Entries.
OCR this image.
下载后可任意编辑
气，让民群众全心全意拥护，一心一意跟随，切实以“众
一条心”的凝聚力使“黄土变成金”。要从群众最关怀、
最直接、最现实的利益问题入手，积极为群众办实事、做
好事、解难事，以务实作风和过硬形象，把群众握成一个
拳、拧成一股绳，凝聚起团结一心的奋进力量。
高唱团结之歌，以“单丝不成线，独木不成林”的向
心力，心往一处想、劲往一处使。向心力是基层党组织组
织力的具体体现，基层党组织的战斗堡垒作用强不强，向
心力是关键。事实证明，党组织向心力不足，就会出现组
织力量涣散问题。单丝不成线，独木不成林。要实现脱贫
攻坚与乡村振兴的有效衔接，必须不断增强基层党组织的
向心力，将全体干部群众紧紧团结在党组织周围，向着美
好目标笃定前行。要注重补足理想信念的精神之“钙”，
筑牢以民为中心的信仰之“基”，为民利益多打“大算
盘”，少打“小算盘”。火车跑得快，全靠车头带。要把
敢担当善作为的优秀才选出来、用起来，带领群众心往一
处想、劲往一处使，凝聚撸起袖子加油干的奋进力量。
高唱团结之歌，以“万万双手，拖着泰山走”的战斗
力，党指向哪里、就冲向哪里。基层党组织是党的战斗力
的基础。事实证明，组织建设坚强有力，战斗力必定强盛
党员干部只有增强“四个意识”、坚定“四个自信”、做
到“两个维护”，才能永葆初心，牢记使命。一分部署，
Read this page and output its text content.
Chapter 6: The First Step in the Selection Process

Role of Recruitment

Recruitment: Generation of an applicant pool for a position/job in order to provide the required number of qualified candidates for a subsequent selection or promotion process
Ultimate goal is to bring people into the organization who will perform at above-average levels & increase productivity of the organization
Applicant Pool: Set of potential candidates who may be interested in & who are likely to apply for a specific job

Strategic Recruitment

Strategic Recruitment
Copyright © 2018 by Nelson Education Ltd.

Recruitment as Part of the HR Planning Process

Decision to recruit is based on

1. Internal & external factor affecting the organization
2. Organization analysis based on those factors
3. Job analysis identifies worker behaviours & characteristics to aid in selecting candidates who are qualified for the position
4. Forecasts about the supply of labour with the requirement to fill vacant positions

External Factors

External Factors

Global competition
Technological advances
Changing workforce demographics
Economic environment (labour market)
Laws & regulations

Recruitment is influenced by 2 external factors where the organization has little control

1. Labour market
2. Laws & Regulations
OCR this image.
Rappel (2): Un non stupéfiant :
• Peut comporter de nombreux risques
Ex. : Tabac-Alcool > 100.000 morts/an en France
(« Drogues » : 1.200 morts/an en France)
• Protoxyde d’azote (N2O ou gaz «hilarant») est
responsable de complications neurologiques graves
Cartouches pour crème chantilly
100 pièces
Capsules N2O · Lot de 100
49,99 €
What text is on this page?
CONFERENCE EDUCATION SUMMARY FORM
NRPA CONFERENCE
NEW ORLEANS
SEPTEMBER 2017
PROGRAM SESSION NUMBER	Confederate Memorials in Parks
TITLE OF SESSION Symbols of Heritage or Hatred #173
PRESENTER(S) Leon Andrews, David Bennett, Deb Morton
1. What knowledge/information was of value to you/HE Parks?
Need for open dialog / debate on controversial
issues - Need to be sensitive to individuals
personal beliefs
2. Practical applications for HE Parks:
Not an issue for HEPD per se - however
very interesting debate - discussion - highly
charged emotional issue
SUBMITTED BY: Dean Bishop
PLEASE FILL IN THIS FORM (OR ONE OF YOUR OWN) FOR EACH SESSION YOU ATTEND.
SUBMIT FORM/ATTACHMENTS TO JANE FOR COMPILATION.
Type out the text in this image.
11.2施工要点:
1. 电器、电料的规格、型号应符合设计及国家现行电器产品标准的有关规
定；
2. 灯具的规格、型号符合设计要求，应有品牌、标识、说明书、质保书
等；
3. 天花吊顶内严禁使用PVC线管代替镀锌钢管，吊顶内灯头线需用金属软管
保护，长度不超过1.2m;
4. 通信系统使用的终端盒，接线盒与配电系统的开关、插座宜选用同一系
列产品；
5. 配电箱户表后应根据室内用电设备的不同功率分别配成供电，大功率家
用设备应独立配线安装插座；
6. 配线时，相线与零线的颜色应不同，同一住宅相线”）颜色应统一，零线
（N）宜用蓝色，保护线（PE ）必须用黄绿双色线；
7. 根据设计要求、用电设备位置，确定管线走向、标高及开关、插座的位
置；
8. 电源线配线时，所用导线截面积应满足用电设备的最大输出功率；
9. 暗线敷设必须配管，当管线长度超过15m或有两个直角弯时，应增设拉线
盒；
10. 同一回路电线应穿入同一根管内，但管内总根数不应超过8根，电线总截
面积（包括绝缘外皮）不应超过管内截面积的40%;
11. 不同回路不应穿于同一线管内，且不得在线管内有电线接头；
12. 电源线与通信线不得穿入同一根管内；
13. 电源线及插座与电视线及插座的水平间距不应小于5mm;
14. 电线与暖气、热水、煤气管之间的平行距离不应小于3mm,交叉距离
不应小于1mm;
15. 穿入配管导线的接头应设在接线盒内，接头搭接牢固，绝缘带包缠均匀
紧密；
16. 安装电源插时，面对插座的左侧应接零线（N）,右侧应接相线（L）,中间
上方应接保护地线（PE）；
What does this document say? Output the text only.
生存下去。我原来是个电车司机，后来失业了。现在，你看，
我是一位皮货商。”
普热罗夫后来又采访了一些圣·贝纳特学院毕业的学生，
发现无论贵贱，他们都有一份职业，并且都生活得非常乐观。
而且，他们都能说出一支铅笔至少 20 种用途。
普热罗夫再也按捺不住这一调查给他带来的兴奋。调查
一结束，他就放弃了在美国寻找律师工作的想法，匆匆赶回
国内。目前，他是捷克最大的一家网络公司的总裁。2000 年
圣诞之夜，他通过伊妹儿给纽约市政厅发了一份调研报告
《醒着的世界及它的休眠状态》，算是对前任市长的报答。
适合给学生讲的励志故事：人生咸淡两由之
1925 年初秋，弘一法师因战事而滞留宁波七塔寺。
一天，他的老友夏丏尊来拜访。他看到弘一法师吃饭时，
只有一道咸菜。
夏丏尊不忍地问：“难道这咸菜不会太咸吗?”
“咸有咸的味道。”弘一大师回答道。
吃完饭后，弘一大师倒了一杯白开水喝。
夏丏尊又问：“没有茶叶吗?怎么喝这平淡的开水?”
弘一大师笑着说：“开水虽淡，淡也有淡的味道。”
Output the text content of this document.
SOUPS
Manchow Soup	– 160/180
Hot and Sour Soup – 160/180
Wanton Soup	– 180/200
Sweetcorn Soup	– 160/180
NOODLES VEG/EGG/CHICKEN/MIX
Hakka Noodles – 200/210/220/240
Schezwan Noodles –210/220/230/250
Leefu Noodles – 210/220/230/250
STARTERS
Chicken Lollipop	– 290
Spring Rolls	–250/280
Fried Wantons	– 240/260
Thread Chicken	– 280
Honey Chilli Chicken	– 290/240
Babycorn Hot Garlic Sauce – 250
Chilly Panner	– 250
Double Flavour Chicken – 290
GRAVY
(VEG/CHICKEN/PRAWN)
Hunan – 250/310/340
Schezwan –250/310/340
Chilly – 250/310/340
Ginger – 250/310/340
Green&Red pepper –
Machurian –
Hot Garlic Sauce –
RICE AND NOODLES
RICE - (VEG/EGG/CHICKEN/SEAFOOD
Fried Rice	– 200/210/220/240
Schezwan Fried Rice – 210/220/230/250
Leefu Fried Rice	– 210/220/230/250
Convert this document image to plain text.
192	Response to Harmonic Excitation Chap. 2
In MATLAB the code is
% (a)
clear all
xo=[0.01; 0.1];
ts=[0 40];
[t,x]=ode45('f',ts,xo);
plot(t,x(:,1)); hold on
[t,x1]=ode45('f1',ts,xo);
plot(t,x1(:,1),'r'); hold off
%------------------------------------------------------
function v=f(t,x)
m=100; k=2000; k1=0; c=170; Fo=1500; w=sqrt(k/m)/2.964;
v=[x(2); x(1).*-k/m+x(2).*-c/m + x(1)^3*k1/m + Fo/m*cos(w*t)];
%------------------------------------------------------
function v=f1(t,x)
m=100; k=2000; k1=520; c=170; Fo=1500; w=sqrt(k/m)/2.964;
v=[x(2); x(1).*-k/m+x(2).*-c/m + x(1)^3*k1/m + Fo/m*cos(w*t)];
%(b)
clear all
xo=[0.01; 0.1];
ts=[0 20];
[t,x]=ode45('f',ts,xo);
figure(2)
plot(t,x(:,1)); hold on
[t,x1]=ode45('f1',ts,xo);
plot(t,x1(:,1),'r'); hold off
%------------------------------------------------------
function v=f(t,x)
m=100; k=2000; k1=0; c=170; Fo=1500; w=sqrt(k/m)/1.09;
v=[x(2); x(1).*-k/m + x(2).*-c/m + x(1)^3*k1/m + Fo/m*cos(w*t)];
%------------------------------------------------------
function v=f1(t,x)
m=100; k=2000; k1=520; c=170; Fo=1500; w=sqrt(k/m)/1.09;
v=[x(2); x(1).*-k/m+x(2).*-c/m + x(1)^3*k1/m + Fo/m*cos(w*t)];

Requirement.
Look over the records above and copy each line that includes the string "text".

Solution for this problem.
Read this page and output its text content.
What text is on this page?
Type out the text in this image.
What does this document say? Output the text only.
Output the text content of this document.
Convert this document image to plain text.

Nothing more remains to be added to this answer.